Take each line containing "this" and report it exactly as written.

(Source records)
— begin —
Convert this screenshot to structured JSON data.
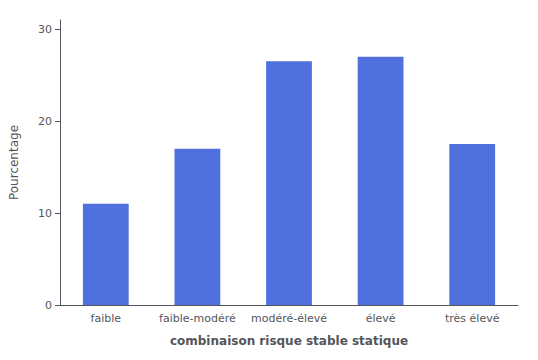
{
  "chart_data": {
    "type": "bar",
    "categories": [
      "faible",
      "faible-modéré",
      "modéré-élevé",
      "élevé",
      "très élevé"
    ],
    "values": [
      11,
      17,
      26.5,
      27,
      17.5
    ],
    "xlabel": "combinaison risque stable statique",
    "ylabel": "Pourcentage",
    "ylim": [
      0,
      31
    ],
    "yticks": [
      0,
      10,
      20,
      30
    ],
    "grid": false
  }
}
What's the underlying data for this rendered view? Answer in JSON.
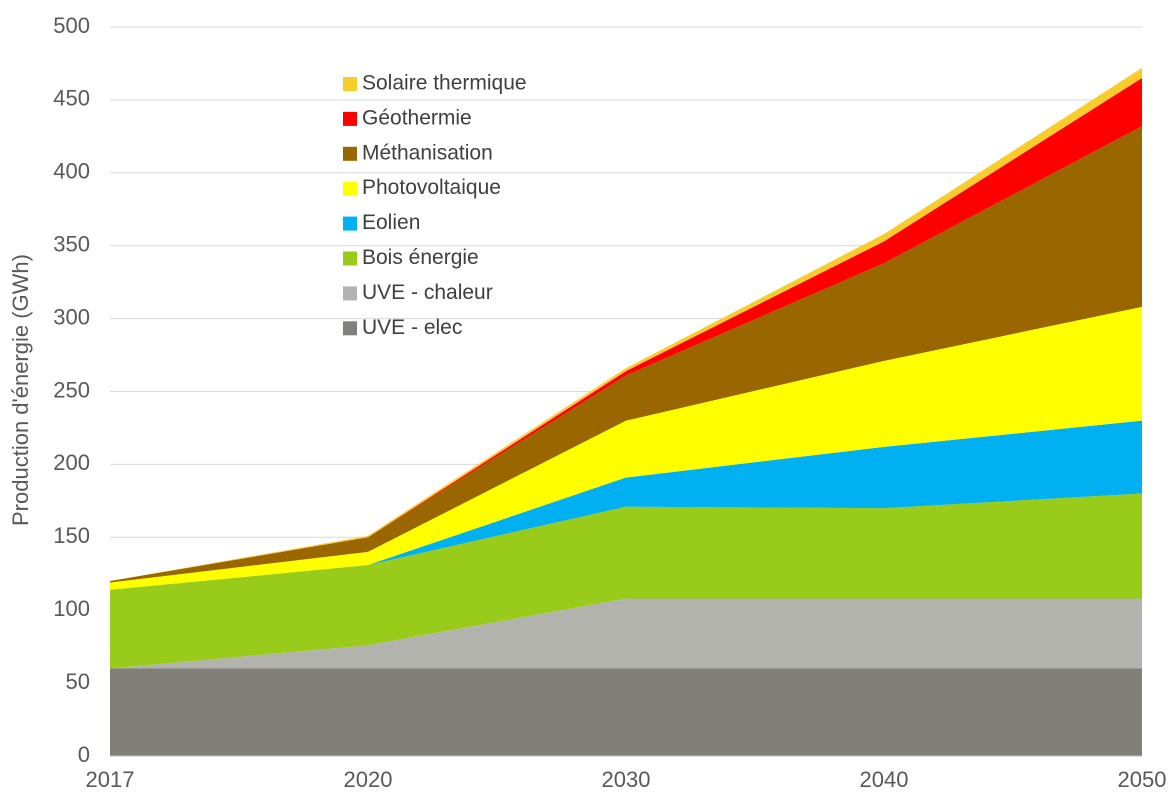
{
  "chart_data": {
    "type": "stacked_area",
    "ylabel": "Production d'énergie (GWh)",
    "categories": [
      "2017",
      "2020",
      "2030",
      "2040",
      "2050"
    ],
    "series": [
      {
        "name": "UVE - elec",
        "color": "#808078",
        "values": [
          60,
          60,
          60,
          60,
          60
        ]
      },
      {
        "name": "UVE - chaleur",
        "color": "#b3b3ae",
        "values": [
          0,
          16,
          48,
          48,
          48
        ]
      },
      {
        "name": "Bois énergie",
        "color": "#99cc1a",
        "values": [
          54,
          55,
          63,
          62,
          72
        ]
      },
      {
        "name": "Eolien",
        "color": "#00b0f0",
        "values": [
          0,
          0,
          20,
          42,
          50
        ]
      },
      {
        "name": "Photovoltaique",
        "color": "#ffff00",
        "values": [
          5,
          9,
          39,
          59,
          78
        ]
      },
      {
        "name": "Méthanisation",
        "color": "#996600",
        "values": [
          1,
          10,
          31,
          67,
          124
        ]
      },
      {
        "name": "Géothermie",
        "color": "#ff0000",
        "values": [
          0,
          0,
          3,
          15,
          33
        ]
      },
      {
        "name": "Solaire thermique",
        "color": "#f8cc2b",
        "values": [
          0,
          1,
          2,
          5,
          7
        ]
      }
    ],
    "ylim": [
      0,
      500
    ],
    "yticks": [
      0,
      50,
      100,
      150,
      200,
      250,
      300,
      350,
      400,
      450,
      500
    ],
    "grid": true,
    "legend": "upper left"
  }
}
— end —
▶ EXERCISE OUTPUT:
Convert this screenshot to structured JSON data.
What's the underlying data for this rendered view? Answer in JSON.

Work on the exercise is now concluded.